• Work to be completed: Check each line of the listing for the string "EIKA", then state how many lines have it. Only the number is wanted.

>>>

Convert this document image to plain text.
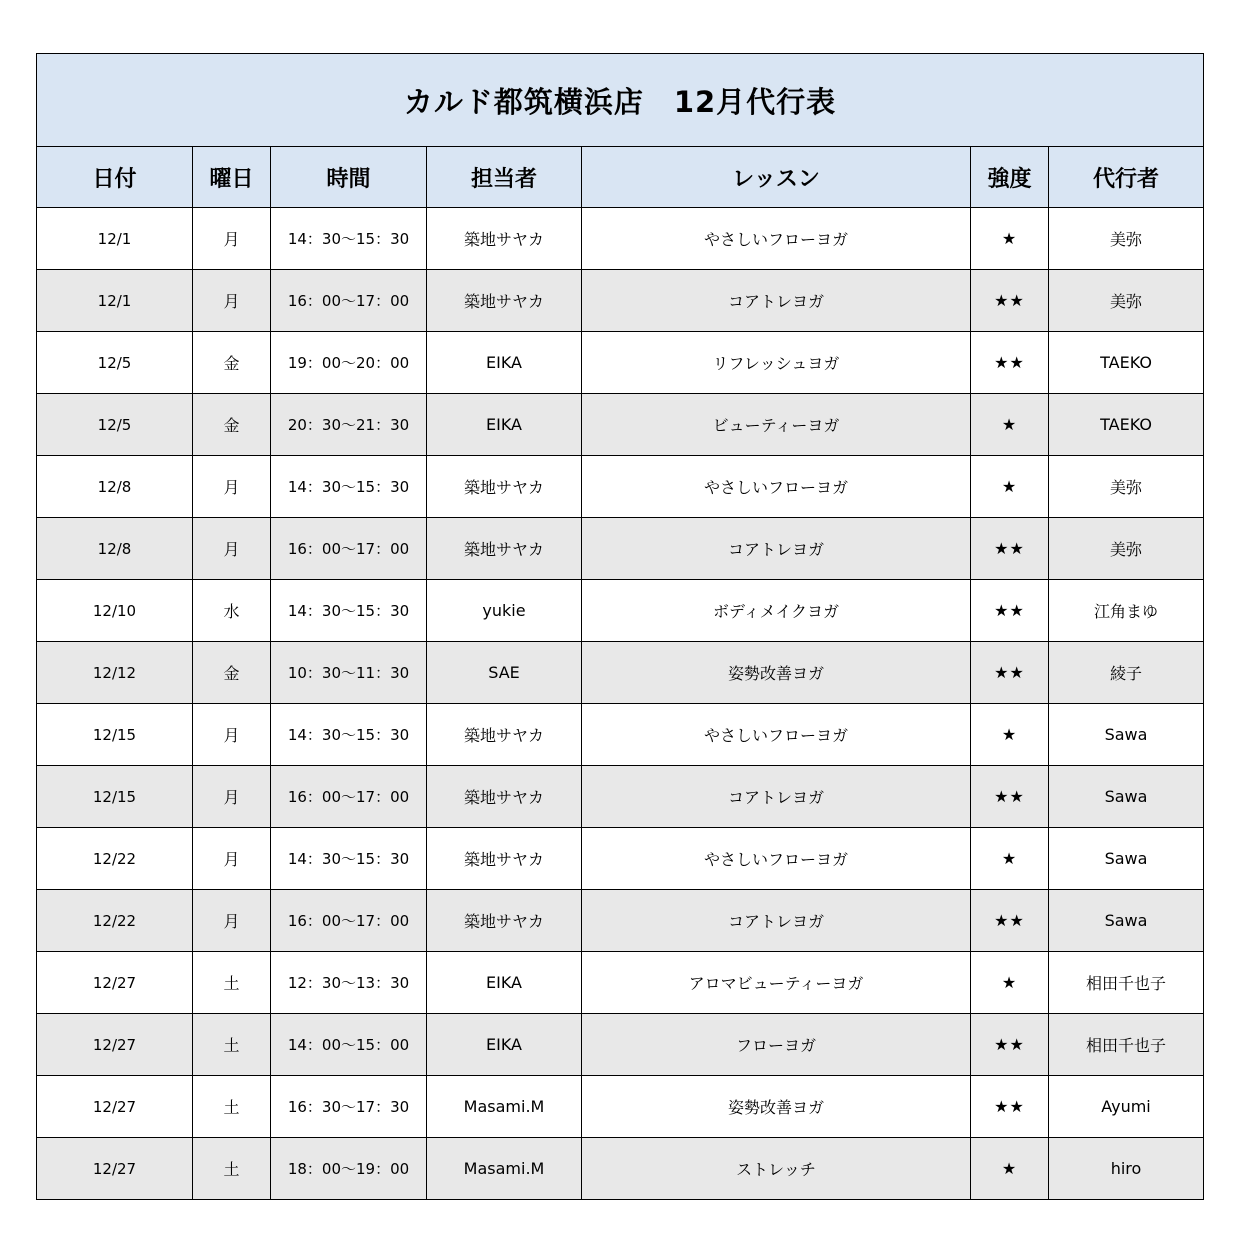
カルド都筑横浜店　12月代行表						
日付	曜日	時間	担当者	レッスン	強度	代行者
12/1	月	14：30～15：30	築地サヤカ	やさしいフローヨガ	★	美弥
12/1	月	16：00～17：00	築地サヤカ	コアトレヨガ	★★	美弥
12/5	金	19：00～20：00	EIKA	リフレッシュヨガ	★★	TAEKO
12/5	金	20：30～21：30	EIKA	ビューティーヨガ	★	TAEKO
12/8	月	14：30～15：30	築地サヤカ	やさしいフローヨガ	★	美弥
12/8	月	16：00～17：00	築地サヤカ	コアトレヨガ	★★	美弥
12/10	水	14：30～15：30	yukie	ボディメイクヨガ	★★	江角まゆ
12/12	金	10：30～11：30	SAE	姿勢改善ヨガ	★★	綾子
12/15	月	14：30～15：30	築地サヤカ	やさしいフローヨガ	★	Sawa
12/15	月	16：00～17：00	築地サヤカ	コアトレヨガ	★★	Sawa
12/22	月	14：30～15：30	築地サヤカ	やさしいフローヨガ	★	Sawa
12/22	月	16：00～17：00	築地サヤカ	コアトレヨガ	★★	Sawa
12/27	土	12：30～13：30	EIKA	アロマビューティーヨガ	★	相田千也子
12/27	土	14：00～15：00	EIKA	フローヨガ	★★	相田千也子
12/27	土	16：30～17：30	Masami.M	姿勢改善ヨガ	★★	Ayumi
12/27	土	18：00～19：00	Masami.M	ストレッチ	★	hiro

<<<

• Response to the task: 4